**CHALLENGE**
Copy each line in the data that includes the word "وأخرجه".

begin

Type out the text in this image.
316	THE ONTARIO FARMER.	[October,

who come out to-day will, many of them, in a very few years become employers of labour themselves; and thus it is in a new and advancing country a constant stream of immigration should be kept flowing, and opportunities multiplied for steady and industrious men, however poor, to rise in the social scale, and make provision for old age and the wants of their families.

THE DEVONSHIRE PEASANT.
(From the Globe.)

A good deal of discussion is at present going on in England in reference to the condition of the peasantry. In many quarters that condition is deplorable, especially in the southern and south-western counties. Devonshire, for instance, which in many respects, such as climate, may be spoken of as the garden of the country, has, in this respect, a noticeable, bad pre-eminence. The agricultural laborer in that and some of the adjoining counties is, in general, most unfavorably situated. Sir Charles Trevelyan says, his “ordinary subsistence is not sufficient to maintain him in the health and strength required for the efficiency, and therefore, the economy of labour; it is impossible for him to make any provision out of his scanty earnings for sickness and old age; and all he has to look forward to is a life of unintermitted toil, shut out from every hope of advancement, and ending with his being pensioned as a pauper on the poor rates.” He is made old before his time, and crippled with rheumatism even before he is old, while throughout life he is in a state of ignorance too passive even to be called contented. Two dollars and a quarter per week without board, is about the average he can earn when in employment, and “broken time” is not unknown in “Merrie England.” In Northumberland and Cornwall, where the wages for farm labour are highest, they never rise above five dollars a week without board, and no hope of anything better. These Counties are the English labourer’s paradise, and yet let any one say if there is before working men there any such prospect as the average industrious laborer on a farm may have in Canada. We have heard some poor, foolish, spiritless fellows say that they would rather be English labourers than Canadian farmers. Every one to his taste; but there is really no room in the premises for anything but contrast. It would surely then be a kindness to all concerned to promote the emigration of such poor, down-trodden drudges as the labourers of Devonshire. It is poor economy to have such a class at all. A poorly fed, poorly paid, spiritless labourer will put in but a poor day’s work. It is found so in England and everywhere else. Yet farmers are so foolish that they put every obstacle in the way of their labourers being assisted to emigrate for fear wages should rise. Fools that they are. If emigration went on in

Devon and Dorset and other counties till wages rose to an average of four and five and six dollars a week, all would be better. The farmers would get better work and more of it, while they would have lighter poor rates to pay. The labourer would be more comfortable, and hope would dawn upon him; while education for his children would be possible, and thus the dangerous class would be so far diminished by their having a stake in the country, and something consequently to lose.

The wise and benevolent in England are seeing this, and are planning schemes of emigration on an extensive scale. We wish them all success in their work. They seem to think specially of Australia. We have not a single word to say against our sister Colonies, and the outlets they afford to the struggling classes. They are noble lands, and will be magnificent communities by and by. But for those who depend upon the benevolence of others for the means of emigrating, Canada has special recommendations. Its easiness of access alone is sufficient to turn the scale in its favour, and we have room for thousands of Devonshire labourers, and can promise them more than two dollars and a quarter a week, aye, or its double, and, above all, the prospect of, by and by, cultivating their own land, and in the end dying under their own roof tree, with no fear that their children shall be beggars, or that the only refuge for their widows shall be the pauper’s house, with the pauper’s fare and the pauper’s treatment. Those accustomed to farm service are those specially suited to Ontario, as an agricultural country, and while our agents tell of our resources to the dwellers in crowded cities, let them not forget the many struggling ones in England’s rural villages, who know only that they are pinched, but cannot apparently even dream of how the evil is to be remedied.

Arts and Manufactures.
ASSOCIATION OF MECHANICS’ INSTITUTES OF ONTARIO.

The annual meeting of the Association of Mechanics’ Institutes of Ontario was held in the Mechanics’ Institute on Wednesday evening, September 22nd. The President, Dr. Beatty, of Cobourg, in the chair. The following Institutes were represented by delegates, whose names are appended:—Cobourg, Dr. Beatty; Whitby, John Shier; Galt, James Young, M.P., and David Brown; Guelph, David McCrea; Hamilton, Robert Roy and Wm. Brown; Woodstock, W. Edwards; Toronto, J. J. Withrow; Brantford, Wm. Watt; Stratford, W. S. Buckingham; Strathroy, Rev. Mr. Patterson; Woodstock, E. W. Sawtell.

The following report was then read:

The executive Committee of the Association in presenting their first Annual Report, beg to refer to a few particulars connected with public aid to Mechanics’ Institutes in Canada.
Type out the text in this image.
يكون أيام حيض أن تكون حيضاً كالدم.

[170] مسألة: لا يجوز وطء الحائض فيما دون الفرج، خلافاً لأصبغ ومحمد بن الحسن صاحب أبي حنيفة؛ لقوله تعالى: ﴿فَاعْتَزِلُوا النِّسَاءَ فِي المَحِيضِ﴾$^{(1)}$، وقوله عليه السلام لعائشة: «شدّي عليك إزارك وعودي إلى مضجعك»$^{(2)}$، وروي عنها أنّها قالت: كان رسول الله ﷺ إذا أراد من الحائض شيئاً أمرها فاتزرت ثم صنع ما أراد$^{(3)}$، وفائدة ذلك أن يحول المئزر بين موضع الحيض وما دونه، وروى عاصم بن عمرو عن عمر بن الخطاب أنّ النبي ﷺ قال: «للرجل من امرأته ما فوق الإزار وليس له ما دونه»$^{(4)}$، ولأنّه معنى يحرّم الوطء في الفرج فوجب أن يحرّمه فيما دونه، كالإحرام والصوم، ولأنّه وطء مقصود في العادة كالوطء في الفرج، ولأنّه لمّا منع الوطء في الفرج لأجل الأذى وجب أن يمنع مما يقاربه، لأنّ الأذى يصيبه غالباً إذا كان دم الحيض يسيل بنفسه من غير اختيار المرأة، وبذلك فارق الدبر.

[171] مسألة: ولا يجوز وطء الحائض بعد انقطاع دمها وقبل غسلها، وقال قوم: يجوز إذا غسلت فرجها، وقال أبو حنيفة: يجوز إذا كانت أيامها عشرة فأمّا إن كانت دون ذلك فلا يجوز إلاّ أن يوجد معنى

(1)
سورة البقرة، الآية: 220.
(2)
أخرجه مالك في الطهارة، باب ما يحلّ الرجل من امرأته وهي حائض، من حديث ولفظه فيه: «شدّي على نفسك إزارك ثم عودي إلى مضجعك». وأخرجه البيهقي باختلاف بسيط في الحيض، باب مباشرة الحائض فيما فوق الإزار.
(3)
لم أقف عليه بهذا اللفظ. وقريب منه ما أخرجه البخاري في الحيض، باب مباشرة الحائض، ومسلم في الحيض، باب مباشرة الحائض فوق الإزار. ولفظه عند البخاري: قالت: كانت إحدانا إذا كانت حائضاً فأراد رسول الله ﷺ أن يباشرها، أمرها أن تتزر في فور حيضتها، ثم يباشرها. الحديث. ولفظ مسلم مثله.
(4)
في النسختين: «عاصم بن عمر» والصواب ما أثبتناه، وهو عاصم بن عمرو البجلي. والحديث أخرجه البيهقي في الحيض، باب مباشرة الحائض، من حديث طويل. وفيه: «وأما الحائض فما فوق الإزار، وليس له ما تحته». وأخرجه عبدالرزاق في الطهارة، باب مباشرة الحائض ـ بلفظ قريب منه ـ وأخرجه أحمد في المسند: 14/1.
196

end

**RESULT OF THE EXERCISE**
أخرجه مالك في الطهارة، باب ما يحلّ الرجل من امرأته وهي حائض، من حديث ولفظه فيه: «شدّي على نفسك إزارك ثم عودي إلى مضجعك». وأخرجه البيهقي باختلاف بسيط في الحيض، باب مباشرة الحائض فيما فوق الإزار.
في النسختين: «عاصم بن عمر» والصواب ما أثبتناه، وهو عاصم بن عمرو البجلي. والحديث أخرجه البيهقي في الحيض، باب مباشرة الحائض، من حديث طويل. وفيه: «وأما الحائض فما فوق الإزار، وليس له ما تحته». وأخرجه عبدالرزاق في الطهارة، باب مباشرة الحائض ـ بلفظ قريب منه ـ وأخرجه أحمد في المسند: 14/1.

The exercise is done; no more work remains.